— start Input for this task —

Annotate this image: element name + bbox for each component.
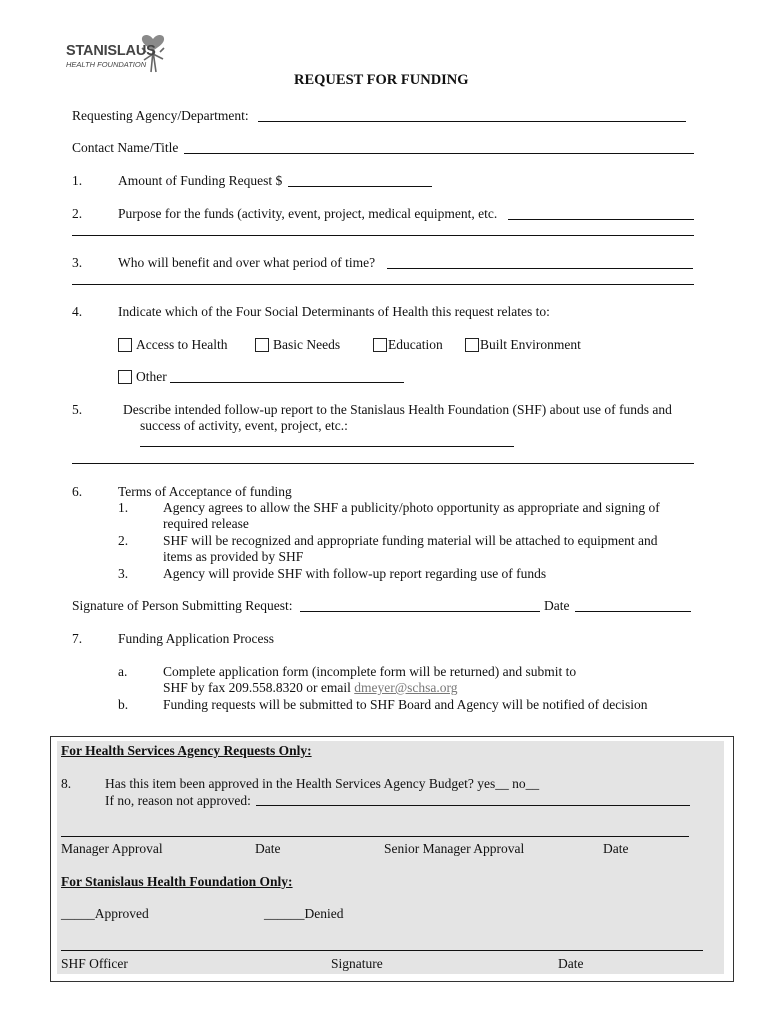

— end Input for this task —
— start Input for this task —

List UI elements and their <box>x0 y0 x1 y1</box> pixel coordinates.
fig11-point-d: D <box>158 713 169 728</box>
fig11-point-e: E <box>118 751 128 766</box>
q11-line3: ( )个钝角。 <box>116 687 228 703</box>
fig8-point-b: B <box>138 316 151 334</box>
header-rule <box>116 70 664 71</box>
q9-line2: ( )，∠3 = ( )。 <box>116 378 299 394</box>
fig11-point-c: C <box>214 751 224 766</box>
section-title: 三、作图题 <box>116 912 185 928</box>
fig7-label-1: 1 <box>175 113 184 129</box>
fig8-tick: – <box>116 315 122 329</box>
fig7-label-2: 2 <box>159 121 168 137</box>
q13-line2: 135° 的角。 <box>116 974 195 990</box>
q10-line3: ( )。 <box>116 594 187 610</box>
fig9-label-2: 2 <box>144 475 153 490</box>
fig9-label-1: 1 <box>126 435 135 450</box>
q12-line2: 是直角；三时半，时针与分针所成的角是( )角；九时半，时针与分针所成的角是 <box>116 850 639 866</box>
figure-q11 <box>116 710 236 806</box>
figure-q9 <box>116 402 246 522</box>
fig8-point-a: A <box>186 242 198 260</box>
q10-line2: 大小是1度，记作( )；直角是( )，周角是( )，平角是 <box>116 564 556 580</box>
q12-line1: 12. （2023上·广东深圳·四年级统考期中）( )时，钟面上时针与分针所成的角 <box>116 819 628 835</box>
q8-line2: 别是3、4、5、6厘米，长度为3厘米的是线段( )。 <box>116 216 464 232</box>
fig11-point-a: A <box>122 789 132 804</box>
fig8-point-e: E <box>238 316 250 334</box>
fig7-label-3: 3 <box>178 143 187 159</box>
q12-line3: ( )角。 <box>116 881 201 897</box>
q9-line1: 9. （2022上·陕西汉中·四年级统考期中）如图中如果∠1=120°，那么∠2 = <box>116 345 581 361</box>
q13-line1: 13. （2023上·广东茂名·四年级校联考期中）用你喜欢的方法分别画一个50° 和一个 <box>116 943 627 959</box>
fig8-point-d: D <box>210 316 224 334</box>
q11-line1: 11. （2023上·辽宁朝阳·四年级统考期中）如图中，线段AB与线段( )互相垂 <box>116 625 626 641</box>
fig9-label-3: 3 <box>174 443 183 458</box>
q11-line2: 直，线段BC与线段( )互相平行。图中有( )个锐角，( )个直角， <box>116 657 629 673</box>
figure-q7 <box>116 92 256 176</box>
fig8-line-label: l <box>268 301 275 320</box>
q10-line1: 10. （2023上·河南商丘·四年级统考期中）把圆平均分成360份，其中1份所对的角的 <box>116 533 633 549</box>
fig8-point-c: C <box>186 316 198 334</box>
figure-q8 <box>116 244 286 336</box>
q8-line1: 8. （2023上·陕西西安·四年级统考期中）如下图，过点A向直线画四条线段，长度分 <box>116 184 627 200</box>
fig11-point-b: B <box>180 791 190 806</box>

— end Input for this task —

Exercise brief. Rewrite the lines running from the line with "List UI elements" to the line with "fig11-point-c: C <box>214 751 224 766</box>", both included, changing "header-rule" to "header-divider" and leaving everything else as it stands. Give only those lines.

The completed task.
List UI elements and their <box>x0 y0 x1 y1</box> pixel coordinates.
fig11-point-d: D <box>158 713 169 728</box>
fig11-point-e: E <box>118 751 128 766</box>
q11-line3: ( )个钝角。 <box>116 687 228 703</box>
fig8-point-b: B <box>138 316 151 334</box>
header-divider <box>116 70 664 71</box>
q9-line2: ( )，∠3 = ( )。 <box>116 378 299 394</box>
fig11-point-c: C <box>214 751 224 766</box>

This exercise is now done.